INSTRUCTIONS TO FOLLOW
Locate each line of the material that contains "work", then return it.

>> Start SOURCE RECORDS

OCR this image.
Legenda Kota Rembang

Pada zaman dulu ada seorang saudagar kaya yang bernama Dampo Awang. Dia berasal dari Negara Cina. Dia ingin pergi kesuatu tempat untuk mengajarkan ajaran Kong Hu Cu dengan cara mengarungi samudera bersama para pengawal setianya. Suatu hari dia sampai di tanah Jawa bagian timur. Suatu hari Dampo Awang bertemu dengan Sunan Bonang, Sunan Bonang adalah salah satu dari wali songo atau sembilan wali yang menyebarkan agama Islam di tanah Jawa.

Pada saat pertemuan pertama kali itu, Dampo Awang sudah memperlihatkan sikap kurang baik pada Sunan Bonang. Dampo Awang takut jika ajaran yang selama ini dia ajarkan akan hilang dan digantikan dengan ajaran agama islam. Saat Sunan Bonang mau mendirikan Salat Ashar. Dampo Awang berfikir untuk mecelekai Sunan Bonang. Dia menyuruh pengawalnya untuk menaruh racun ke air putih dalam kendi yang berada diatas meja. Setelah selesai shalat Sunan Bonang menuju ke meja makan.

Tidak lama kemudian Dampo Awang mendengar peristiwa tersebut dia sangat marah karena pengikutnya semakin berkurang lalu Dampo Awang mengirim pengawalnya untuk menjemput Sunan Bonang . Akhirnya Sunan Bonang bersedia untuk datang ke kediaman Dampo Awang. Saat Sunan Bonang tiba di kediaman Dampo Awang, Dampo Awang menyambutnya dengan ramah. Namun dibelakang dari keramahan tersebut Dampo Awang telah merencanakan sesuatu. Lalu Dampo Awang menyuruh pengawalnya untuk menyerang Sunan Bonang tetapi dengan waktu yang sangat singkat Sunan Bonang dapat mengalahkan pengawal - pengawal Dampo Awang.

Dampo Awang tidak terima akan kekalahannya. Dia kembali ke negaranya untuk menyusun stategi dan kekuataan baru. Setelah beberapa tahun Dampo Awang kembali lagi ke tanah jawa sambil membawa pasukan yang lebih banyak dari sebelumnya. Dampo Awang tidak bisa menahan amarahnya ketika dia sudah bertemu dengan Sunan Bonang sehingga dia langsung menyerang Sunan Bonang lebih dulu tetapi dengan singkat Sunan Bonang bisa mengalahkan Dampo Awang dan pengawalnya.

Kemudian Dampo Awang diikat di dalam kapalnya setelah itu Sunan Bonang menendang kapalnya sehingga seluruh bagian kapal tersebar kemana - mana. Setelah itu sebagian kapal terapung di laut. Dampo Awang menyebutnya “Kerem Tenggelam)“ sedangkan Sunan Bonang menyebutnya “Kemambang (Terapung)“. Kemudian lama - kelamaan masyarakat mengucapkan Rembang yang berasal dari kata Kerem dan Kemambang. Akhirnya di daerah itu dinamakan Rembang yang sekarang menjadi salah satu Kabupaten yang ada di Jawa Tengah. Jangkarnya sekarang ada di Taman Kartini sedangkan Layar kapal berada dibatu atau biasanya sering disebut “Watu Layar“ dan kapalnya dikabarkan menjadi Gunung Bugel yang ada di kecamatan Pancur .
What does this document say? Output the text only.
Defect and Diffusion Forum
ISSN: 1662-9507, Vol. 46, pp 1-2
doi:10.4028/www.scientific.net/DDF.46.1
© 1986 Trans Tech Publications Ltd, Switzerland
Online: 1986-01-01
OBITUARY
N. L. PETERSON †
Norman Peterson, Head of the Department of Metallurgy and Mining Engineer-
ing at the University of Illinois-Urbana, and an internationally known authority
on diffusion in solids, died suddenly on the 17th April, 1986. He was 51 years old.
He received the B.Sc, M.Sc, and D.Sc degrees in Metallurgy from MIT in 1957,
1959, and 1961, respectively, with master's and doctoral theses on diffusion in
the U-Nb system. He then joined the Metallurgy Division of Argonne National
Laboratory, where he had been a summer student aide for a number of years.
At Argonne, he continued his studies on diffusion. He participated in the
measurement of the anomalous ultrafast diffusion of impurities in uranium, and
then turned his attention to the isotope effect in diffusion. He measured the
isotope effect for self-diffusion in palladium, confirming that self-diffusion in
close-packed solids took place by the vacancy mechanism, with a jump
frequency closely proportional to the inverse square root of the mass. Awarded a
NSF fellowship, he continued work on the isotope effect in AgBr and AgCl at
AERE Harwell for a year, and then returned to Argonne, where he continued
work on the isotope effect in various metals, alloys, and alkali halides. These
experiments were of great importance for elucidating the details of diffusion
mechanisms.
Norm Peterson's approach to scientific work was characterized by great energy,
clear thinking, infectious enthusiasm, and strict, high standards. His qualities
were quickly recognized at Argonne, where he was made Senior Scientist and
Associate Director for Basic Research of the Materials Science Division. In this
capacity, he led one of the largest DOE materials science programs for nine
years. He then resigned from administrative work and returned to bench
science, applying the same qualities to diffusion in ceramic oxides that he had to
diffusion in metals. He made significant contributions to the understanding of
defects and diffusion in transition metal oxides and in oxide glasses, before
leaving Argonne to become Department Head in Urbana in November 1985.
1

>> End SOURCE RECORDS

EXERCISE SOLUTION
NSF fellowship, he continued work on the isotope effect in AgBr and AgCl at
work on the isotope effect in various metals, alloys, and alkali halides. These
Norm Peterson's approach to scientific work was characterized by great energy,
years. He then resigned from administrative work and returned to bench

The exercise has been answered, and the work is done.